• _What this task involves_:
Reproduce verbatim the lines of the records between the line holding "colorbar-swatch [890, 840, 956, 863]" and the line holding "x-tick-label: 100E [444, 789, 482, 807]", inclusive.

• _Task input_:
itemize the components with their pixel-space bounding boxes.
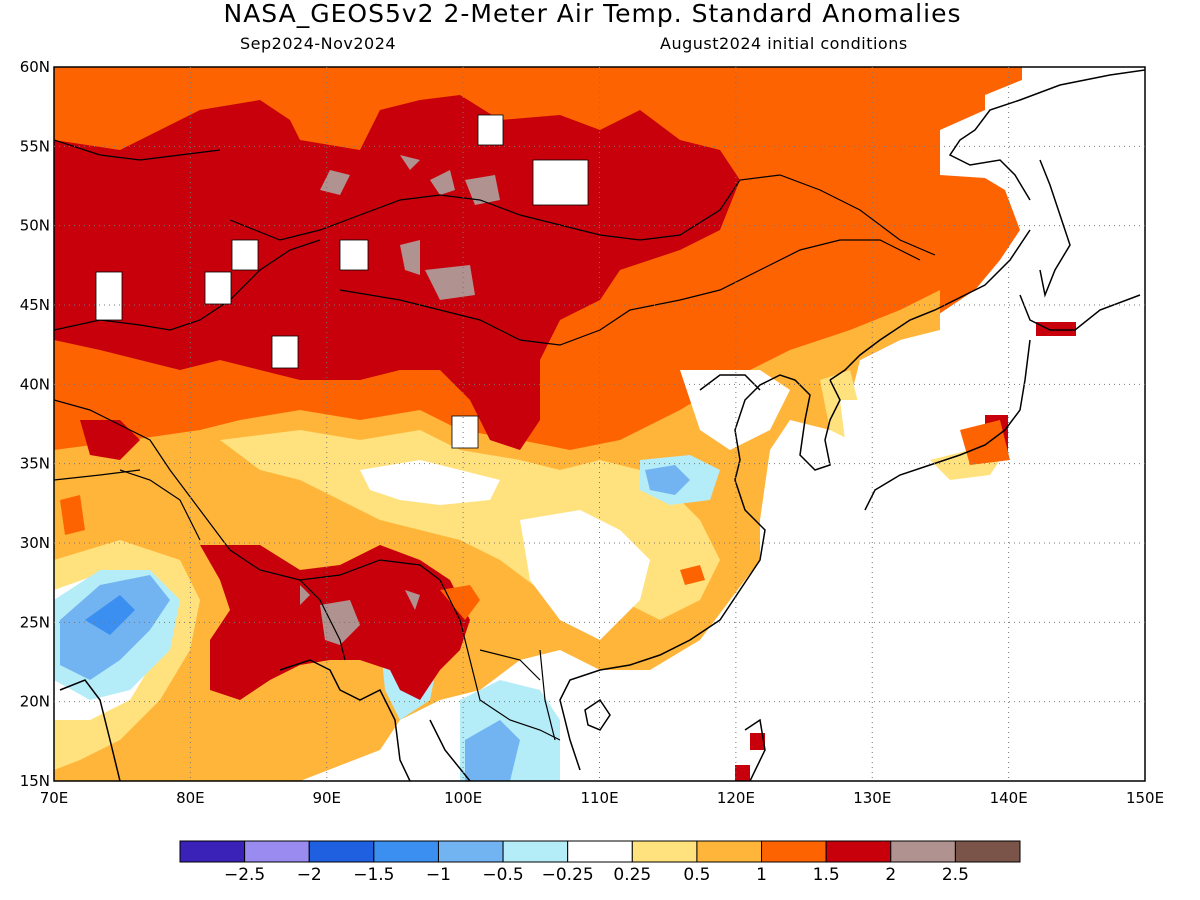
colorbar-swatch [890, 840, 956, 863]
gridlines [54, 67, 1145, 781]
colorbar-swatch [437, 840, 504, 863]
colorbar-label: −0.25 [542, 865, 594, 885]
y-tick-label: 30N [20, 534, 50, 552]
colorbar-label: 2.5 [942, 865, 969, 885]
colorbar-label: 2 [885, 865, 896, 885]
colorbar-swatch [567, 840, 633, 863]
initial-conditions: August2024 initial conditions [660, 34, 908, 53]
no-data-cells [95, 114, 589, 449]
x-tick-label: 150E [1126, 789, 1164, 807]
country-borders [54, 139, 936, 741]
x-tick-label: 140E [990, 789, 1028, 807]
x-tick-label: 100E [444, 789, 482, 807]
x-tick-label: 110E [580, 789, 618, 807]
anomaly-region-neutral [360, 460, 500, 505]
y-axis-labels: 15N 20N 25N 30N 35N 40N 45N 50N 55N 60N [20, 58, 50, 790]
colorbar-label: 0.25 [613, 865, 651, 885]
colorbar-swatch [631, 840, 698, 863]
colorbar-swatch [373, 840, 439, 863]
x-tick-label: 120E [717, 789, 755, 807]
colorbar-label: −2 [297, 865, 322, 885]
colorbar-label: −1.5 [353, 865, 394, 885]
colorbar-label: 0.5 [683, 865, 710, 885]
colorbar-swatch [502, 840, 569, 863]
colorbar-label: −1 [426, 865, 451, 885]
y-tick-label: 45N [20, 296, 50, 314]
y-tick-label: 40N [20, 375, 50, 393]
colorbar-swatch [179, 840, 246, 863]
y-tick-label: 55N [20, 137, 50, 155]
y-tick-label: 15N [20, 772, 50, 790]
x-tick-label: 70E [40, 789, 69, 807]
x-tick-label: 90E [312, 789, 341, 807]
forecast-period: Sep2024-Nov2024 [240, 34, 397, 53]
y-tick-label: 60N [20, 58, 50, 76]
colorbar-label: 1.5 [813, 865, 840, 885]
colorbar-swatch [825, 840, 892, 863]
colorbar-swatch [761, 840, 827, 863]
y-tick-label: 50N [20, 217, 50, 235]
colorbar-label: 1 [756, 865, 767, 885]
colorbar-swatch [308, 840, 375, 863]
colorbar-swatch [954, 840, 1021, 863]
anomaly-field [54, 67, 1145, 781]
colorbar-labels: −2.5 −2 −1.5 −1 −0.5 −0.25 0.25 0.5 1 1.5 2 2.5 [224, 865, 969, 885]
coastlines [59, 69, 1145, 781]
x-tick-label: 130E [853, 789, 891, 807]
x-axis-labels: 70E 80E 90E 100E 110E 120E 130E 140E 150E [40, 789, 1164, 807]
colorbar [179, 840, 1021, 863]
colorbar-label: −0.5 [482, 865, 523, 885]
y-tick-label: 35N [20, 455, 50, 473]
y-tick-label: 25N [20, 613, 50, 631]
y-tick-label: 20N [20, 693, 50, 711]
colorbar-swatch [696, 840, 763, 863]
map-title: NASA_GEOS5v2 2-Meter Air Temp. Standard … [223, 0, 962, 28]
colorbar-label: −2.5 [224, 865, 265, 885]
colorbar-swatch [244, 840, 310, 863]
x-tick-label: 80E [176, 789, 205, 807]
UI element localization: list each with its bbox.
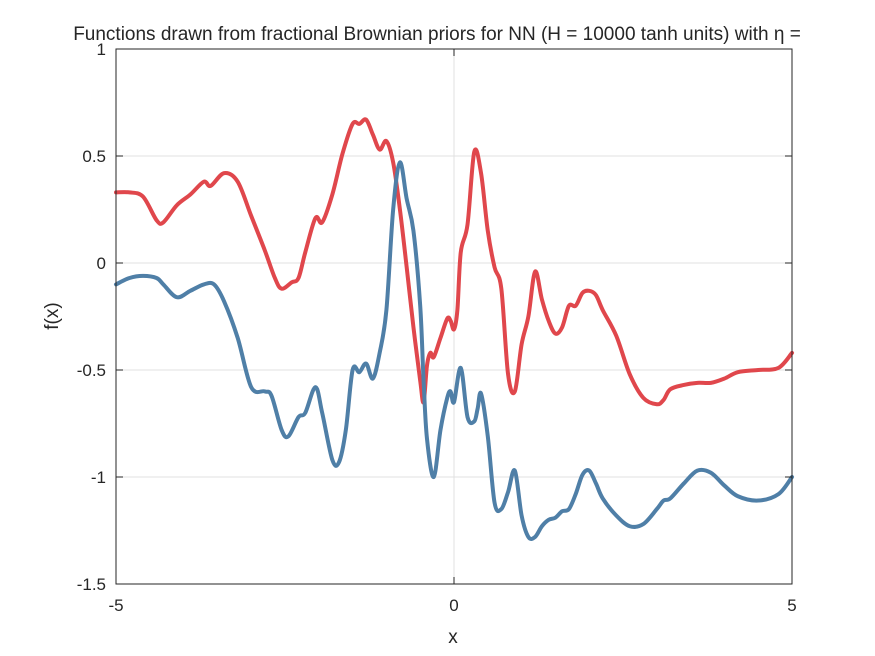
axis-ticks	[115, 48, 793, 585]
y-tick-label: 1	[97, 40, 106, 59]
y-tick-label: -1	[91, 468, 106, 487]
grid-lines	[116, 49, 792, 584]
y-axis-title: f(x)	[42, 302, 63, 329]
series-line-2	[114, 160, 794, 541]
y-tick-label: 0	[97, 254, 106, 273]
x-tick-label: 5	[787, 596, 796, 615]
y-tick-label: 0.5	[82, 147, 106, 166]
x-tick-label: -5	[108, 596, 123, 615]
x-tick-label: 0	[449, 596, 458, 615]
y-tick-label: -0.5	[77, 361, 106, 380]
y-tick-label: -1.5	[77, 575, 106, 594]
tick-labels: -1.5 -1 -0.5 0 0.5 1 -5 0 5	[77, 40, 797, 615]
series-lines	[114, 117, 794, 541]
x-axis-title: x	[448, 627, 458, 648]
series-line-1	[114, 117, 794, 407]
chart-title: Functions drawn from fractional Brownian…	[73, 24, 801, 45]
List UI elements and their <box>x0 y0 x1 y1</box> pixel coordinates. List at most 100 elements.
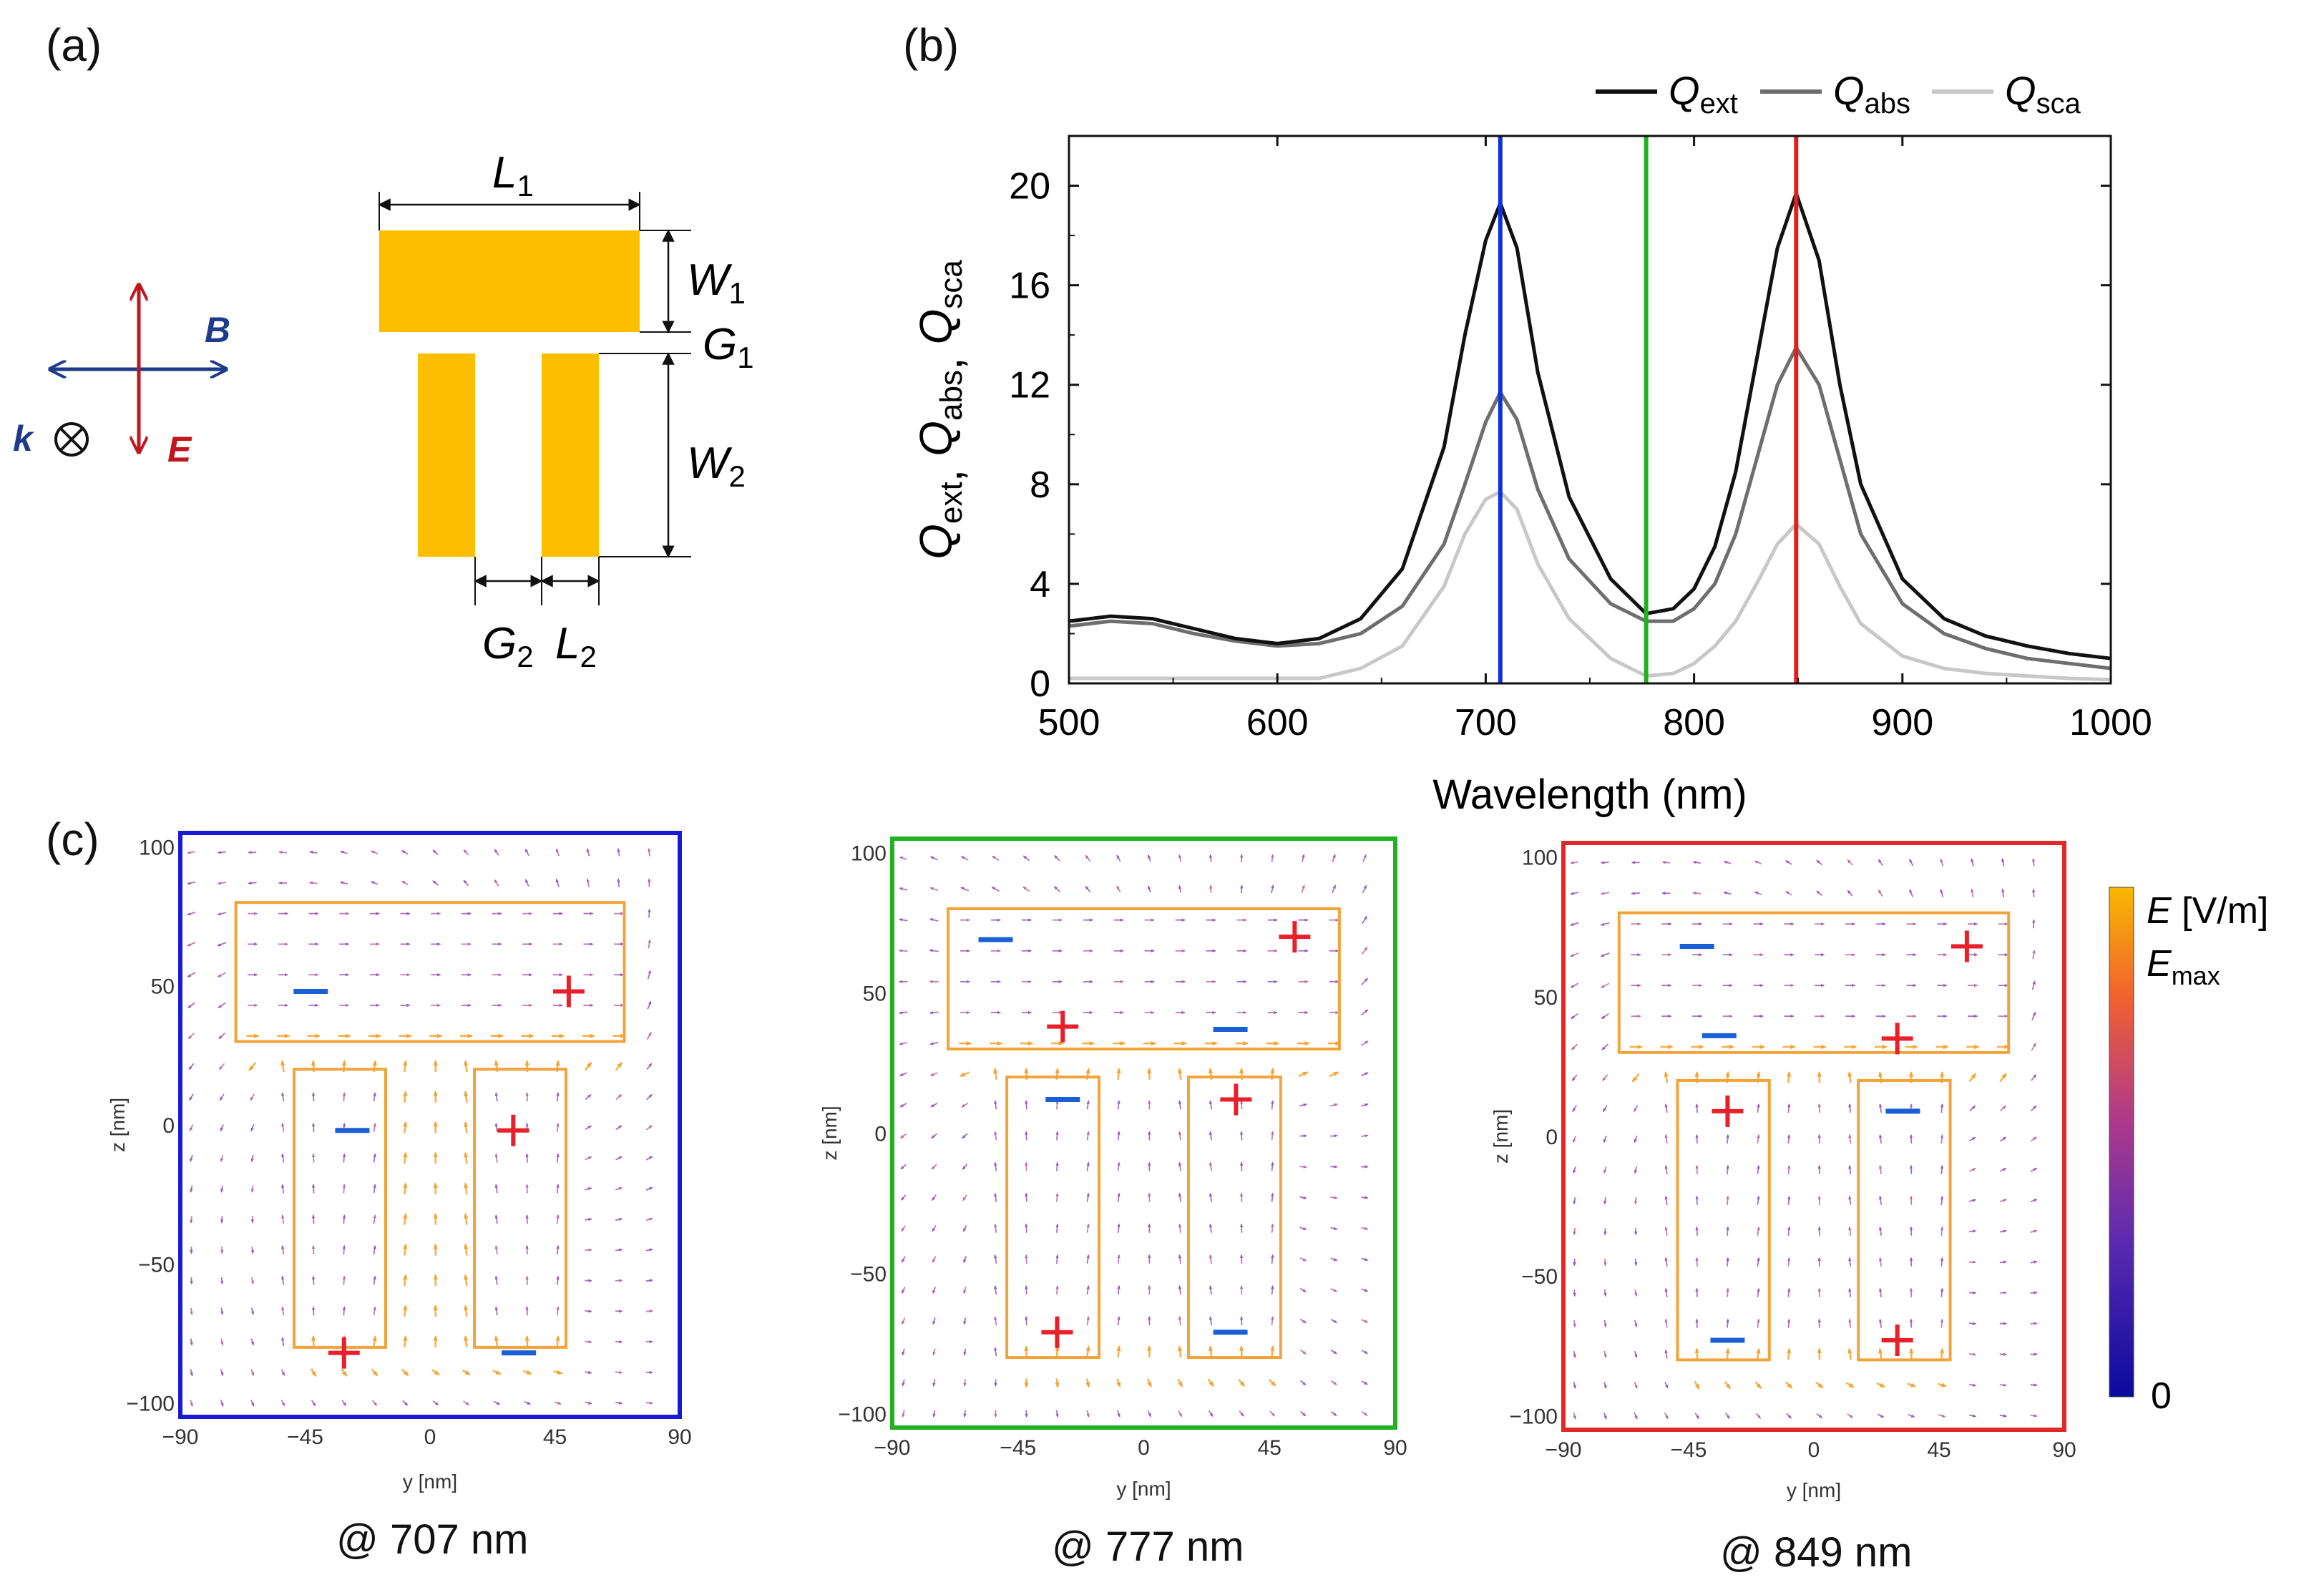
map-frame <box>1561 841 2066 1432</box>
svg-text:Qsca: Qsca <box>2005 68 2081 120</box>
y-tick-label: 4 <box>1030 564 1050 605</box>
positive-charge-icon <box>1951 930 1983 962</box>
map-y-label: z [nm] <box>1490 1109 1512 1164</box>
caption-707: @ 707 nm <box>336 1516 529 1563</box>
map-x-tick: 45 <box>1927 1438 1951 1462</box>
top-bar-outline <box>1617 911 2011 1054</box>
map-y-tick: 0 <box>162 1114 175 1138</box>
plot-frame <box>1068 135 2112 685</box>
caption-777: @ 777 nm <box>1052 1523 1244 1570</box>
map-x-tick: 45 <box>1258 1436 1281 1460</box>
x-axis-label: Wavelength (nm) <box>1432 771 1747 818</box>
map-x-label: y [nm] <box>1116 1478 1171 1500</box>
y-tick-label: 8 <box>1030 464 1050 506</box>
x-tick-label: 900 <box>1871 702 1933 743</box>
positive-charge-icon <box>1881 1023 1913 1055</box>
map-y-tick: 50 <box>1534 986 1558 1010</box>
map-y-label: z [nm] <box>107 1098 129 1152</box>
leg-outline <box>1005 1076 1101 1360</box>
field-map-3: −90 −45 0 45 90 100 50 0 −50 −100 y [nm] z [nm] <box>1490 841 2076 1501</box>
map-y-tick: 50 <box>863 982 887 1006</box>
map-y-tick: 50 <box>151 975 175 999</box>
x-tick-label: 600 <box>1246 702 1309 743</box>
svg-text:Qext: Qext <box>1669 68 1738 120</box>
map-y-tick: 0 <box>1546 1126 1558 1149</box>
map-y-tick: 100 <box>139 836 175 859</box>
positive-charge-icon <box>1220 1083 1252 1116</box>
svg-text:Qabs: Qabs <box>1833 68 1910 120</box>
map-y-tick: −100 <box>838 1403 887 1426</box>
map-x-tick: −90 <box>874 1436 911 1460</box>
panel-label-a: (a) <box>46 19 102 71</box>
top-bar <box>379 230 640 332</box>
leg-outline <box>1186 1076 1282 1360</box>
caption-849: @ 849 nm <box>1720 1529 1913 1576</box>
map-y-tick: 0 <box>874 1123 887 1146</box>
positive-charge-icon <box>1881 1325 1913 1357</box>
colorbar-min: 0 <box>2151 1375 2172 1417</box>
map-x-tick: −90 <box>1546 1438 1582 1462</box>
positive-charge-icon <box>328 1337 360 1369</box>
spectrum-chart: 500 600 700 800 900 1000 0 4 8 12 16 20 Wavelength (… <box>910 68 2152 818</box>
y-tick-label: 12 <box>1009 365 1050 406</box>
x-tick-label: 1000 <box>2069 702 2152 743</box>
field-maps: −90 −45 0 45 90 100 50 0 −50 −100 y [nm] z [nm] −90 −… <box>107 831 2268 1501</box>
map-y-label: z [nm] <box>819 1106 841 1160</box>
right-leg <box>542 353 599 557</box>
positive-charge-icon <box>1712 1095 1744 1127</box>
map-y-tick: 100 <box>851 842 887 866</box>
label-L2: L2 <box>555 619 597 673</box>
map-y-tick: −50 <box>1521 1265 1558 1289</box>
series-line-q-sca <box>1069 489 2111 682</box>
leg-outline <box>1676 1078 1771 1362</box>
b-field-label: B <box>205 310 230 350</box>
map-frame <box>178 831 682 1419</box>
map-y-tick: −50 <box>850 1262 887 1286</box>
map-y-tick: −50 <box>138 1253 175 1277</box>
map-x-tick: 0 <box>1138 1436 1150 1460</box>
map-x-tick: −90 <box>162 1425 199 1449</box>
leg-outline <box>292 1068 387 1349</box>
leg-outline <box>1857 1078 1952 1362</box>
y-tick-label: 16 <box>1009 265 1050 307</box>
map-x-label: y [nm] <box>403 1471 457 1493</box>
map-x-tick: −45 <box>287 1425 323 1449</box>
top-bar-outline <box>947 907 1341 1050</box>
map-y-tick: −100 <box>1509 1405 1558 1428</box>
map-x-tick: −45 <box>1671 1438 1707 1462</box>
map-x-tick: 45 <box>543 1425 567 1449</box>
map-x-tick: 90 <box>2052 1438 2076 1462</box>
map-x-tick: 0 <box>424 1425 436 1449</box>
x-tick-label: 500 <box>1038 702 1100 743</box>
label-G2: G2 <box>482 619 534 673</box>
panel-label-c: (c) <box>46 814 99 865</box>
e-field-label: E <box>167 429 192 469</box>
x-tick-label: 800 <box>1663 702 1725 743</box>
y-tick-label: 20 <box>1009 166 1050 208</box>
map-y-tick: −100 <box>126 1393 175 1416</box>
colorbar-max: Emax <box>2147 943 2220 990</box>
label-W1: W1 <box>687 255 746 310</box>
left-leg <box>418 353 475 557</box>
label-W2: W2 <box>687 439 746 493</box>
legend-item-abs: Qabs <box>1760 68 1910 120</box>
positive-charge-icon <box>1041 1316 1073 1348</box>
legend-item-ext: Qext <box>1596 68 1738 120</box>
y-axis-label: Qext, Qabs, Qsca <box>910 260 972 560</box>
positive-charge-icon <box>552 975 585 1008</box>
map-frame <box>890 837 1397 1430</box>
top-bar-outline <box>234 901 626 1043</box>
field-map-1: −90 −45 0 45 90 100 50 0 −50 −100 y [nm] z [nm] <box>107 831 692 1493</box>
legend-item-sca: Qsca <box>1932 68 2081 120</box>
map-x-tick: 90 <box>1383 1436 1407 1460</box>
leg-outline <box>473 1068 568 1349</box>
positive-charge-icon <box>1279 921 1311 953</box>
colorbar-label: E [V/m] <box>2147 890 2268 932</box>
panel-label-b: (b) <box>903 19 960 71</box>
series-line-q-ext <box>1068 191 2111 660</box>
positive-charge-icon <box>497 1114 529 1146</box>
k-vector-label: k <box>13 419 34 459</box>
series-line-q-abs <box>1068 346 2111 670</box>
schematic-panel: B E k L1 W1 G1 W2 G2 L2 <box>13 148 754 673</box>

• _Full answer_:
colorbar-swatch [890, 840, 956, 863]
gridlines [54, 67, 1145, 781]
colorbar-swatch [437, 840, 504, 863]
colorbar-label: −0.25 [542, 865, 594, 885]
y-tick-label: 30N [20, 534, 50, 552]
colorbar-label: 2.5 [942, 865, 969, 885]
colorbar-label: 2 [885, 865, 896, 885]
colorbar-swatch [567, 840, 633, 863]
initial-conditions: August2024 initial conditions [660, 34, 908, 53]
no-data-cells [95, 114, 589, 449]
x-tick-label: 150E [1126, 789, 1164, 807]
country-borders [54, 139, 936, 741]
x-tick-label: 140E [990, 789, 1028, 807]
x-tick-label: 100E [444, 789, 482, 807]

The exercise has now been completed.